**Directions:**
Every line below that mentions the word "документы" should be copied out.
● ● ●
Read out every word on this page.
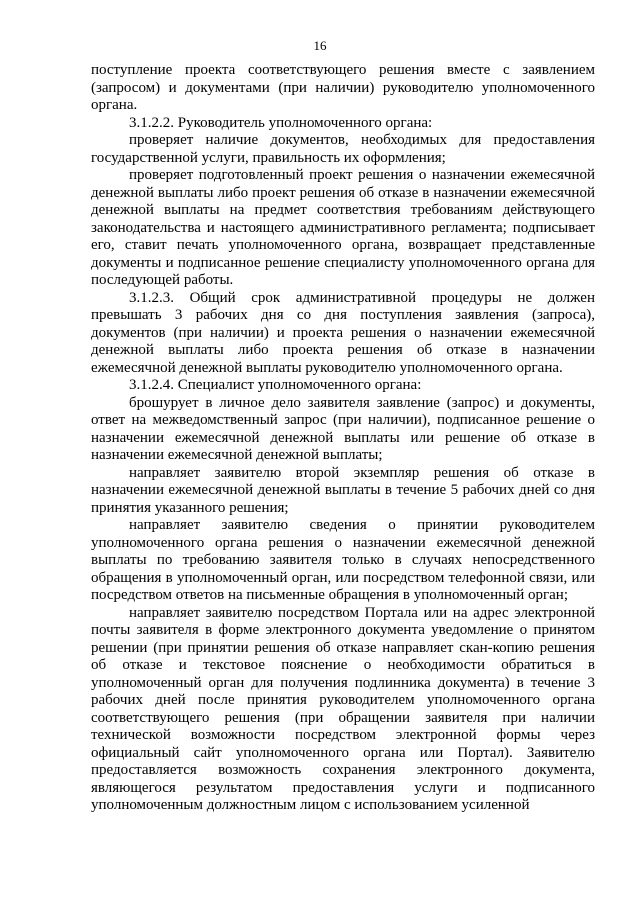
16

поступление проекта соответствующего решения вместе с заявлением (запросом) и документами (при наличии) руководителю уполномоченного органа.

3.1.2.2. Руководитель уполномоченного органа:

проверяет наличие документов, необходимых для предоставления государственной услуги, правильность их оформления;

проверяет подготовленный проект решения о назначении ежемесячной денежной выплаты либо проект решения об отказе в назначении ежемесячной денежной выплаты на предмет соответствия требованиям действующего законодательства и настоящего административного регламента; подписывает его, ставит печать уполномоченного органа, возвращает представленные документы и подписанное решение специалисту уполномоченного органа для последующей работы.

3.1.2.3. Общий срок административной процедуры не должен превышать 3 рабочих дня со дня поступления заявления (запроса), документов (при наличии) и проекта решения о назначении ежемесячной денежной выплаты либо проекта решения об отказе в назначении ежемесячной денежной выплаты руководителю уполномоченного органа.

3.1.2.4. Специалист уполномоченного органа:

брошурует в личное дело заявителя заявление (запрос) и документы, ответ на межведомственный запрос (при наличии), подписанное решение о назначении ежемесячной денежной выплаты или решение об отказе в назначении ежемесячной денежной выплаты;

направляет заявителю второй экземпляр решения об отказе в назначении ежемесячной денежной выплаты в течение 5 рабочих дней со дня принятия указанного решения;

направляет заявителю сведения о принятии руководителем уполномоченного органа решения о назначении ежемесячной денежной выплаты по требованию заявителя только в случаях непосредственного обращения в уполномоченный орган, или посредством телефонной связи, или посредством ответов на письменные обращения в уполномоченный орган;

направляет заявителю посредством Портала или на адрес электронной почты заявителя в форме электронного документа уведомление о принятом решении (при принятии решения об отказе направляет скан-копию решения об отказе и текстовое пояснение о необходимости обратиться в уполномоченный орган для получения подлинника документа) в течение 3 рабочих дней после принятия руководителем уполномоченного органа соответствующего решения (при обращении заявителя при наличии технической возможности посредством электронной формы через официальный сайт уполномоченного органа или Портал). Заявителю предоставляется возможность сохранения электронного документа, являющегося результатом предоставления услуги и подписанного уполномоченным должностным лицом с использованием усиленной
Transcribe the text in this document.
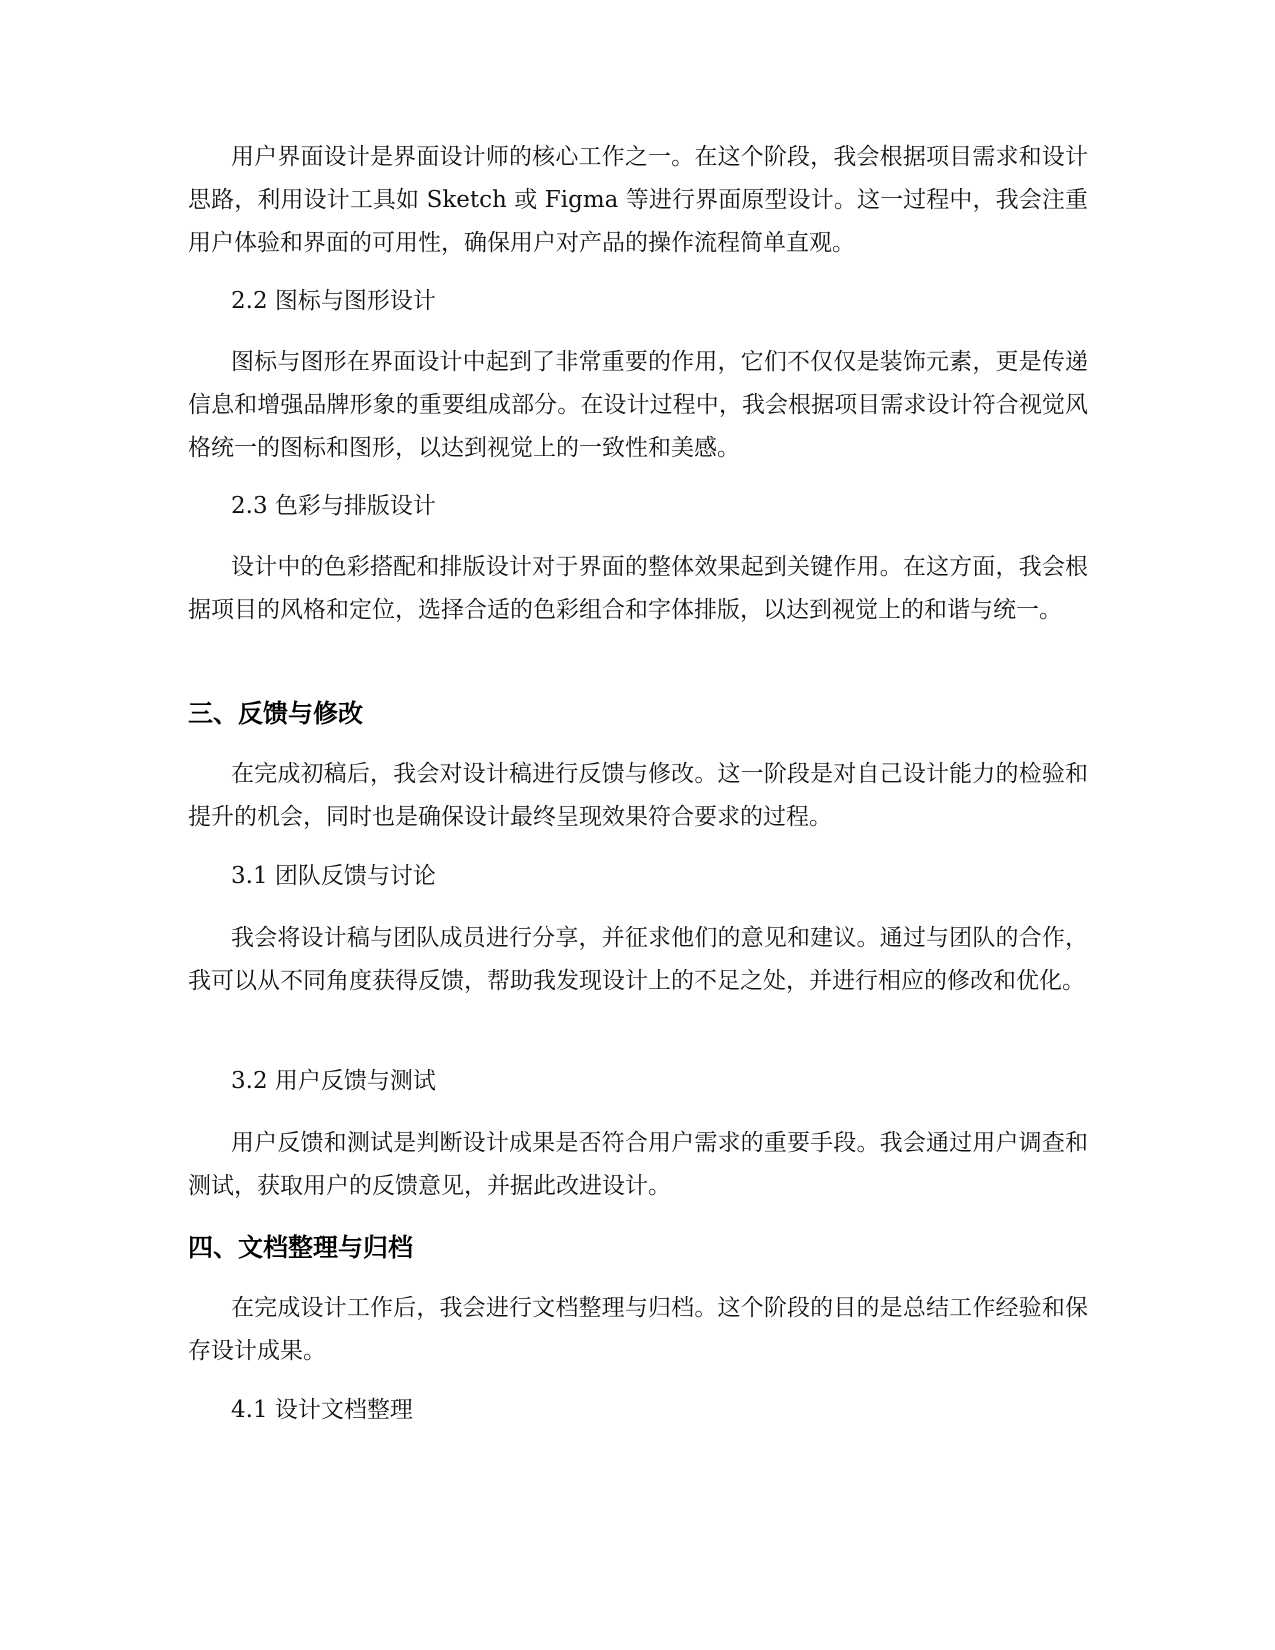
用户界面设计是界面设计师的核心工作之一。在这个阶段，我会根据项目需求和设计思路，利用设计工具如 Sketch 或 Figma 等进行界面原型设计。这一过程中，我会注重用户体验和界面的可用性，确保用户对产品的操作流程简单直观。

2.2 图标与图形设计

图标与图形在界面设计中起到了非常重要的作用，它们不仅仅是装饰元素，更是传递信息和增强品牌形象的重要组成部分。在设计过程中，我会根据项目需求设计符合视觉风格统一的图标和图形，以达到视觉上的一致性和美感。

2.3 色彩与排版设计

设计中的色彩搭配和排版设计对于界面的整体效果起到关键作用。在这方面，我会根据项目的风格和定位，选择合适的色彩组合和字体排版，以达到视觉上的和谐与统一。

三、反馈与修改

在完成初稿后，我会对设计稿进行反馈与修改。这一阶段是对自己设计能力的检验和提升的机会，同时也是确保设计最终呈现效果符合要求的过程。

3.1 团队反馈与讨论

我会将设计稿与团队成员进行分享，并征求他们的意见和建议。通过与团队的合作，我可以从不同角度获得反馈，帮助我发现设计上的不足之处，并进行相应的修改和优化。

3.2 用户反馈与测试

用户反馈和测试是判断设计成果是否符合用户需求的重要手段。我会通过用户调查和测试，获取用户的反馈意见，并据此改进设计。

四、文档整理与归档

在完成设计工作后，我会进行文档整理与归档。这个阶段的目的是总结工作经验和保存设计成果。

4.1 设计文档整理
● ● ●
**Response to this task:**
проверяет подготовленный проект решения о назначении ежемесячной денежной выплаты либо проект решения об отказе в назначении ежемесячной денежной выплаты на предмет соответствия требованиям действующего законодательства и настоящего административного регламента; подписывает его, ставит печать уполномоченного органа, возвращает представленные документы и подписанное решение специалисту уполномоченного органа для последующей работы.
брошурует в личное дело заявителя заявление (запрос) и документы, ответ на межведомственный запрос (при наличии), подписанное решение о назначении ежемесячной денежной выплаты или решение об отказе в назначении ежемесячной денежной выплаты;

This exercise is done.